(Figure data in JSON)
= = = =
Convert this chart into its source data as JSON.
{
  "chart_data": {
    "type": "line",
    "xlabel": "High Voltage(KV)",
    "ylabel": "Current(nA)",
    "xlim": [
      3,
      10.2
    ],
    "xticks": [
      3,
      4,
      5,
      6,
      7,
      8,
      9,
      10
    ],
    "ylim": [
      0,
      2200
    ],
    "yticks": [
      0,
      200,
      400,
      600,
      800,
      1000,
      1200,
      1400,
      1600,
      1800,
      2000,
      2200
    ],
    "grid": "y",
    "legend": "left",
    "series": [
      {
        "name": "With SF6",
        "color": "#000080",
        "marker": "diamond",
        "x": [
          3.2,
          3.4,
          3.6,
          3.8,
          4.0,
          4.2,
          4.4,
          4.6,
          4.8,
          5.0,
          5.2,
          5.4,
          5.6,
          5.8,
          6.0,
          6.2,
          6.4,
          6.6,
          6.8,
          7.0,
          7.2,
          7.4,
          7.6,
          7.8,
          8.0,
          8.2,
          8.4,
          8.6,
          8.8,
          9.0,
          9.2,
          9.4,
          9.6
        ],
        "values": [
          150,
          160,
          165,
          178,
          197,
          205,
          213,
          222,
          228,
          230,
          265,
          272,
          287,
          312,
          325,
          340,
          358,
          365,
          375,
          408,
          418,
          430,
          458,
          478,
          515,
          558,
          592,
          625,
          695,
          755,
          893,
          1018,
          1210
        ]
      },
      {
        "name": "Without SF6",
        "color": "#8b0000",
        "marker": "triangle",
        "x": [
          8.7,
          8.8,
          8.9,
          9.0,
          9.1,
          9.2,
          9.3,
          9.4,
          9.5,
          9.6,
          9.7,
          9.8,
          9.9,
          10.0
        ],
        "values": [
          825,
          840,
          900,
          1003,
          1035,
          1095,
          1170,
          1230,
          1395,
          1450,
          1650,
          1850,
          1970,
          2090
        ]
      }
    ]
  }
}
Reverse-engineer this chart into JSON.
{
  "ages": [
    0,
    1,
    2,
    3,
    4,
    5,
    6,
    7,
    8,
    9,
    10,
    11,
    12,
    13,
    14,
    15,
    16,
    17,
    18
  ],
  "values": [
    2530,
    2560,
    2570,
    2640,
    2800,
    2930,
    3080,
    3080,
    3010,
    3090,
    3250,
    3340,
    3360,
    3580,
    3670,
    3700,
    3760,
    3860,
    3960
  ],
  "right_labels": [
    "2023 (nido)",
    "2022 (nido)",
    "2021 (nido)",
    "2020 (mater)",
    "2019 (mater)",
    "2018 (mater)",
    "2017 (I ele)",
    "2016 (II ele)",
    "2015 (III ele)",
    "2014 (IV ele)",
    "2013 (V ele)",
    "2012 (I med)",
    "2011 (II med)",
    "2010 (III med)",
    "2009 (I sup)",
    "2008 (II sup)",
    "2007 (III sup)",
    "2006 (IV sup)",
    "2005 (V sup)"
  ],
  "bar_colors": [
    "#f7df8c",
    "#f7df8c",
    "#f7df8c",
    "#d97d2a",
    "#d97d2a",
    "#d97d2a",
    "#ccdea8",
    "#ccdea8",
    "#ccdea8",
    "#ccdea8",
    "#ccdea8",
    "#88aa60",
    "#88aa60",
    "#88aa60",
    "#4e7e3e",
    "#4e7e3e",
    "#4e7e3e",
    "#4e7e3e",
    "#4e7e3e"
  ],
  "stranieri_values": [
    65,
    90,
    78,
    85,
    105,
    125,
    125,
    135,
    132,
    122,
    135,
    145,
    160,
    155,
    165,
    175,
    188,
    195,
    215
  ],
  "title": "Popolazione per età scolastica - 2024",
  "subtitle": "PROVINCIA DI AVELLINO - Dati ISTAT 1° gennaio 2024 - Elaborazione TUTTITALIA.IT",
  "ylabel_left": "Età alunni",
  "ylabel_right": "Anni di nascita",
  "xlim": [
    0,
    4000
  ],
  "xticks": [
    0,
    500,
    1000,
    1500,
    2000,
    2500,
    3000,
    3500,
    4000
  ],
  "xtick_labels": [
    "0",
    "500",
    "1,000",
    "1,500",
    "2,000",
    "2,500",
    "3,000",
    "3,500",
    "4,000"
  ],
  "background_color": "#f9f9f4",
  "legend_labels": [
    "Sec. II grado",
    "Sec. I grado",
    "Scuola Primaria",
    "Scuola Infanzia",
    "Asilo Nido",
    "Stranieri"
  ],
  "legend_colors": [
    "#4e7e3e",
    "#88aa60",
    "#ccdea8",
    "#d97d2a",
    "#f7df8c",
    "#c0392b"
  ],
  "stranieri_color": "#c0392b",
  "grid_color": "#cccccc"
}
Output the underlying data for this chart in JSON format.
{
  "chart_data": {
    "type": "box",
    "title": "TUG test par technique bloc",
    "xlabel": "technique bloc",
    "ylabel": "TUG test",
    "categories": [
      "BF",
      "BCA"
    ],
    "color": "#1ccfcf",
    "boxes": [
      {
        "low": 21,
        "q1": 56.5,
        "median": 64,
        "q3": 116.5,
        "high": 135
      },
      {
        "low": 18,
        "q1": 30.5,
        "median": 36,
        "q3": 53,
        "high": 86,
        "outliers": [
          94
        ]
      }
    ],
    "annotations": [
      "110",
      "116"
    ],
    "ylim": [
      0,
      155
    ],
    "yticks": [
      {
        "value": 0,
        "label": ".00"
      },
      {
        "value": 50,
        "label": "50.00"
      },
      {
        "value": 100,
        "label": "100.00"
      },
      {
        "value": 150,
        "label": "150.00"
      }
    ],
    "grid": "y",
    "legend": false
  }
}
= = = =
#### [WHAT YOU WILL DO]
Pull every line containing the word "xlabel" out of the entries above.

#### [CORRECT ANSWER]
    "xlabel": "High Voltage(KV)",
    "xlabel": "technique bloc",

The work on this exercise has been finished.